### Supplied entries ###

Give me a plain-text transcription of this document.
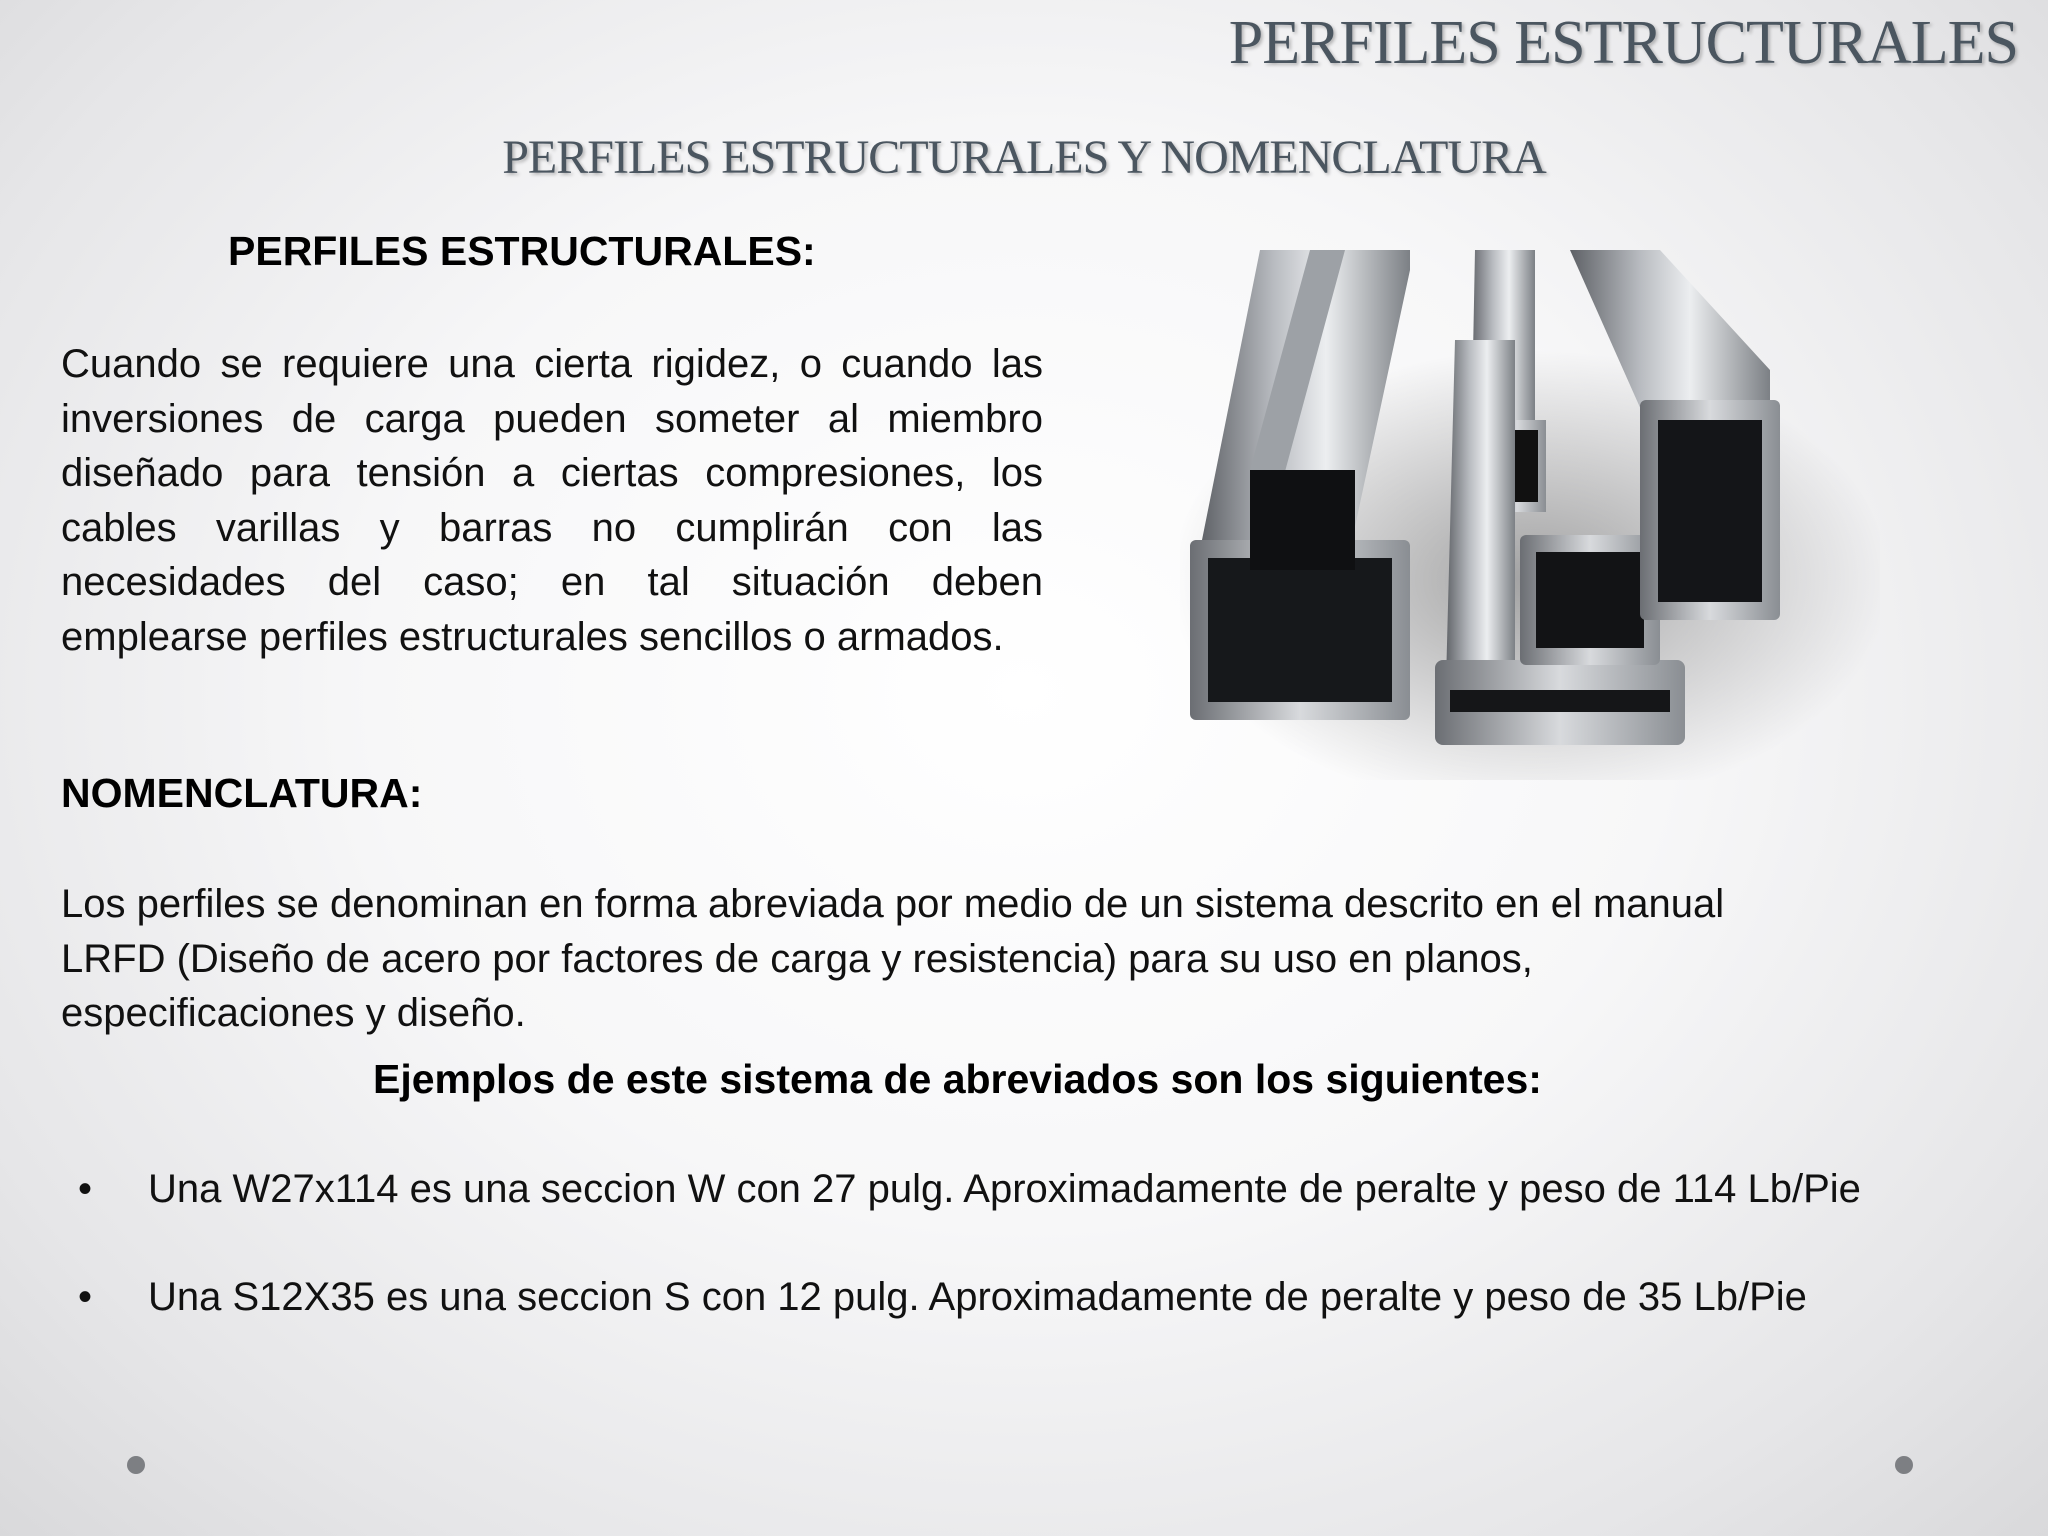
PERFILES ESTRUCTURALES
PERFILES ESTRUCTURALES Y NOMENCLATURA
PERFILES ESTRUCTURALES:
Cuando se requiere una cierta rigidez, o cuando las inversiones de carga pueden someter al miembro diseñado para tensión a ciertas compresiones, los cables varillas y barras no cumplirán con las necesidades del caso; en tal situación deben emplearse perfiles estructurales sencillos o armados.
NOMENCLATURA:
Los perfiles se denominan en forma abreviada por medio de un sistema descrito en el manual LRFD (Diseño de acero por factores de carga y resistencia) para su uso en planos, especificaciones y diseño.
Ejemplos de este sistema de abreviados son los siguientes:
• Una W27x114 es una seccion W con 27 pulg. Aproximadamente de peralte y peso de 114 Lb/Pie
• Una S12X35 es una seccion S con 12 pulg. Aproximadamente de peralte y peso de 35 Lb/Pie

###
### Supplied entries ###

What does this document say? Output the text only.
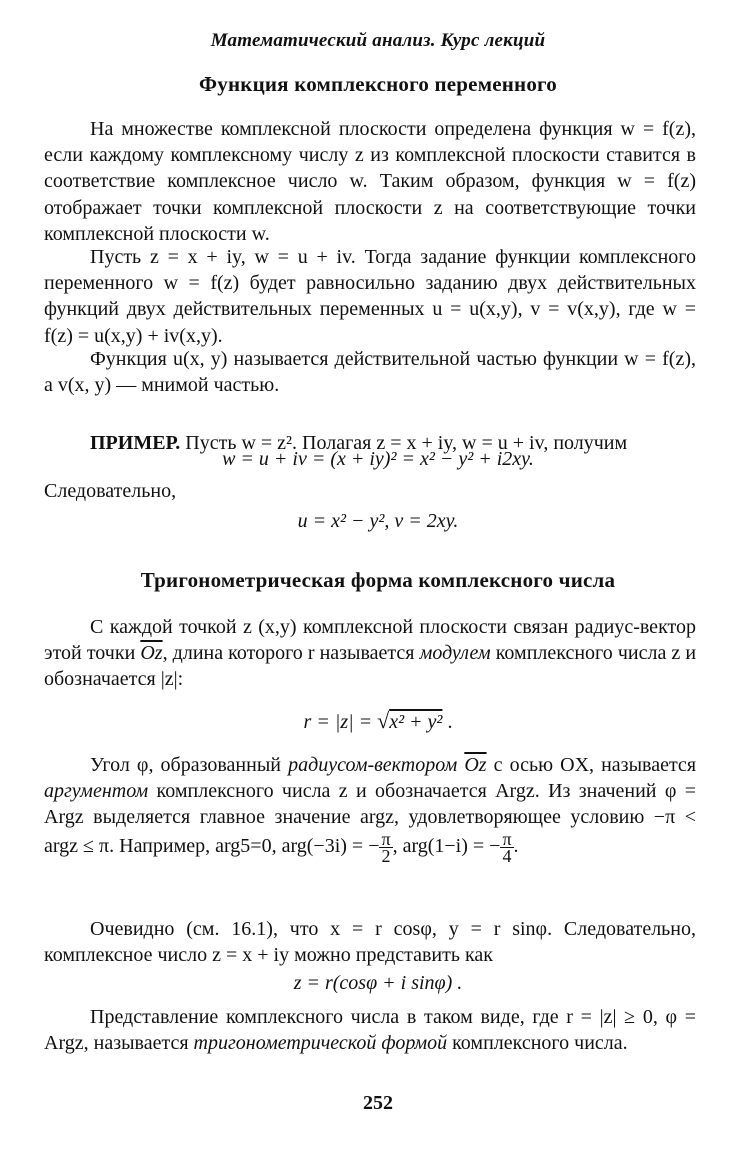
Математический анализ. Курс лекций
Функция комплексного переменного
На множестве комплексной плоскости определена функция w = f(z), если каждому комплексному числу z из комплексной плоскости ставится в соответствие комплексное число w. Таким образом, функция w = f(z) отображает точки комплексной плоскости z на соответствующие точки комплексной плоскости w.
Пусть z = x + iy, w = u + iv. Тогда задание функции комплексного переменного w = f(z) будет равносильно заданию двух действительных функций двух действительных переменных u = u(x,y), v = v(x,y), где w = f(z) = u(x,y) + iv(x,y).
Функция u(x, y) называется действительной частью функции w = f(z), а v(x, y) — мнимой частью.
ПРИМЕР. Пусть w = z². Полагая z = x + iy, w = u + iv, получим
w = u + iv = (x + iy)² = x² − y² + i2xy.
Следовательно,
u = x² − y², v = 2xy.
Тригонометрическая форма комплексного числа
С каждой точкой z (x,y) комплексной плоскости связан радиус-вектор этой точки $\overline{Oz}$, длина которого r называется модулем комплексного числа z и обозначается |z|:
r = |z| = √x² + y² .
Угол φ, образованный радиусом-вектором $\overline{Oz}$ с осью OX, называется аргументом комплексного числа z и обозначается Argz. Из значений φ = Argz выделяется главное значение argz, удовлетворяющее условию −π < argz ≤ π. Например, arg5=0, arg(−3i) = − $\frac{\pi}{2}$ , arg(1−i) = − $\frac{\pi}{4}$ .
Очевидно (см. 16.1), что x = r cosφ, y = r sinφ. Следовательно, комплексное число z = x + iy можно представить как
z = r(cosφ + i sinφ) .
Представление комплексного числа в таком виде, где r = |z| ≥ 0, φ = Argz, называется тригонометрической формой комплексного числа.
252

###
### Supplied entries ###

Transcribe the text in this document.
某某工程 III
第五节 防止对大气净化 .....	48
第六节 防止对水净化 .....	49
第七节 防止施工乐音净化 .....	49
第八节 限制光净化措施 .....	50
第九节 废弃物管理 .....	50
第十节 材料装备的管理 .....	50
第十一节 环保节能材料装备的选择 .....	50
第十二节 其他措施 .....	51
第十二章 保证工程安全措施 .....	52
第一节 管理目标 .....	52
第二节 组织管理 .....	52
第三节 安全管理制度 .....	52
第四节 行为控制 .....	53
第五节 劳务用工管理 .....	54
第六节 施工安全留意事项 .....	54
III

###

Task to complete: Return all lines containing the word "числа".

Solution:
Тригонометрическая форма комплексного числа
С каждой точкой z (x,y) комплексной плоскости связан радиус-вектор этой точки $\overline{Oz}$, длина которого r называется модулем комплексного числа z и обозначается |z|:
Угол φ, образованный радиусом-вектором $\overline{Oz}$ с осью OX, называется аргументом комплексного числа z и обозначается Argz. Из значений φ = Argz выделяется главное значение argz, удовлетворяющее условию −π < argz ≤ π. Например, arg5=0, arg(−3i) = − $\frac{\pi}{2}$ , arg(1−i) = − $\frac{\pi}{4}$ .
Представление комплексного числа в таком виде, где r = |z| ≥ 0, φ = Argz, называется тригонометрической формой комплексного числа.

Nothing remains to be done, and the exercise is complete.